**EXERCISE TASK:**
Copy out each line of the material below with no changes.

(Recorded data)
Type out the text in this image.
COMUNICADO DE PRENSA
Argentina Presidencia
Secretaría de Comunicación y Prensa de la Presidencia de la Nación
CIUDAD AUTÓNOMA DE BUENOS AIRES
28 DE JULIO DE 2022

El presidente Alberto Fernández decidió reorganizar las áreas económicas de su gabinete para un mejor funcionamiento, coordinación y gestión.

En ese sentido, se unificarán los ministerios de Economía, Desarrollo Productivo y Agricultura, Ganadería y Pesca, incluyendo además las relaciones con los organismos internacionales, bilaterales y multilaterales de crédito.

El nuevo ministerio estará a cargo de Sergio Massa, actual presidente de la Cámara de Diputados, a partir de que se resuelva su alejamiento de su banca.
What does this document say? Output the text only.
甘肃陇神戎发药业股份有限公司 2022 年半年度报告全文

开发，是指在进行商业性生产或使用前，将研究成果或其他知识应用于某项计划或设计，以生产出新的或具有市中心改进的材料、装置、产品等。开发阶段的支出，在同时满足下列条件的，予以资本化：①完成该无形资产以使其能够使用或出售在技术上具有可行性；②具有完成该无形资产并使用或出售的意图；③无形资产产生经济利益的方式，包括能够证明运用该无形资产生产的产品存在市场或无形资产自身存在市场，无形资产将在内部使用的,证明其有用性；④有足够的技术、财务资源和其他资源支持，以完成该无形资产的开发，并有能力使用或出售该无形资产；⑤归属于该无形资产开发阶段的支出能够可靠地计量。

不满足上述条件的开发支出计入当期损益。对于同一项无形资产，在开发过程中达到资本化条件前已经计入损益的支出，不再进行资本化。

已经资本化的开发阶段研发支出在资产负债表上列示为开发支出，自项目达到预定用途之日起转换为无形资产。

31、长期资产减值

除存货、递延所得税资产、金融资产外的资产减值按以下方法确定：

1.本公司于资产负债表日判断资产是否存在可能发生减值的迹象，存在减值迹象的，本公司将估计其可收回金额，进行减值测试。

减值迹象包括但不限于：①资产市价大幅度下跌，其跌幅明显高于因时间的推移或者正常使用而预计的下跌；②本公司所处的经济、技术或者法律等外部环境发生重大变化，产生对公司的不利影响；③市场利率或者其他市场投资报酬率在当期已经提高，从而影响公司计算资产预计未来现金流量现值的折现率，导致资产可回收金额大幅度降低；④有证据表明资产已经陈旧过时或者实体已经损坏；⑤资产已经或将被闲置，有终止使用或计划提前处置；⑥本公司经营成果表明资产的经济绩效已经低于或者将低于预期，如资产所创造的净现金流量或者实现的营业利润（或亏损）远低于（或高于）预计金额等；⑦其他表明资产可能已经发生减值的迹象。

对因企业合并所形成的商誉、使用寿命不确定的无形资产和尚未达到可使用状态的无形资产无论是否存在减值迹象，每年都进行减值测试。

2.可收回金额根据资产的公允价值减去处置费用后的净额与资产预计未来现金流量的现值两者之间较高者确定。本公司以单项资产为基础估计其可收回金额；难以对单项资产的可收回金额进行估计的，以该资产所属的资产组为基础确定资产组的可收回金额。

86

**ANSWER TO THE EXERCISE:**
Type out the text in this image.
COMUNICADO DE PRENSA
Argentina Presidencia
Secretaría de Comunicación y Prensa de la Presidencia de la Nación
CIUDAD AUTÓNOMA DE BUENOS AIRES
28 DE JULIO DE 2022

El presidente Alberto Fernández decidió reorganizar las áreas económicas de su gabinete para un mejor funcionamiento, coordinación y gestión.

En ese sentido, se unificarán los ministerios de Economía, Desarrollo Productivo y Agricultura, Ganadería y Pesca, incluyendo además las relaciones con los organismos internacionales, bilaterales y multilaterales de crédito.

El nuevo ministerio estará a cargo de Sergio Massa, actual presidente de la Cámara de Diputados, a partir de que se resuelva su alejamiento de su banca.
What does this document say? Output the text only.
甘肃陇神戎发药业股份有限公司 2022 年半年度报告全文

开发，是指在进行商业性生产或使用前，将研究成果或其他知识应用于某项计划或设计，以生产出新的或具有市中心改进的材料、装置、产品等。开发阶段的支出，在同时满足下列条件的，予以资本化：①完成该无形资产以使其能够使用或出售在技术上具有可行性；②具有完成该无形资产并使用或出售的意图；③无形资产产生经济利益的方式，包括能够证明运用该无形资产生产的产品存在市场或无形资产自身存在市场，无形资产将在内部使用的,证明其有用性；④有足够的技术、财务资源和其他资源支持，以完成该无形资产的开发，并有能力使用或出售该无形资产；⑤归属于该无形资产开发阶段的支出能够可靠地计量。

不满足上述条件的开发支出计入当期损益。对于同一项无形资产，在开发过程中达到资本化条件前已经计入损益的支出，不再进行资本化。

已经资本化的开发阶段研发支出在资产负债表上列示为开发支出，自项目达到预定用途之日起转换为无形资产。

31、长期资产减值

除存货、递延所得税资产、金融资产外的资产减值按以下方法确定：

1.本公司于资产负债表日判断资产是否存在可能发生减值的迹象，存在减值迹象的，本公司将估计其可收回金额，进行减值测试。

减值迹象包括但不限于：①资产市价大幅度下跌，其跌幅明显高于因时间的推移或者正常使用而预计的下跌；②本公司所处的经济、技术或者法律等外部环境发生重大变化，产生对公司的不利影响；③市场利率或者其他市场投资报酬率在当期已经提高，从而影响公司计算资产预计未来现金流量现值的折现率，导致资产可回收金额大幅度降低；④有证据表明资产已经陈旧过时或者实体已经损坏；⑤资产已经或将被闲置，有终止使用或计划提前处置；⑥本公司经营成果表明资产的经济绩效已经低于或者将低于预期，如资产所创造的净现金流量或者实现的营业利润（或亏损）远低于（或高于）预计金额等；⑦其他表明资产可能已经发生减值的迹象。

对因企业合并所形成的商誉、使用寿命不确定的无形资产和尚未达到可使用状态的无形资产无论是否存在减值迹象，每年都进行减值测试。

2.可收回金额根据资产的公允价值减去处置费用后的净额与资产预计未来现金流量的现值两者之间较高者确定。本公司以单项资产为基础估计其可收回金额；难以对单项资产的可收回金额进行估计的，以该资产所属的资产组为基础确定资产组的可收回金额。

86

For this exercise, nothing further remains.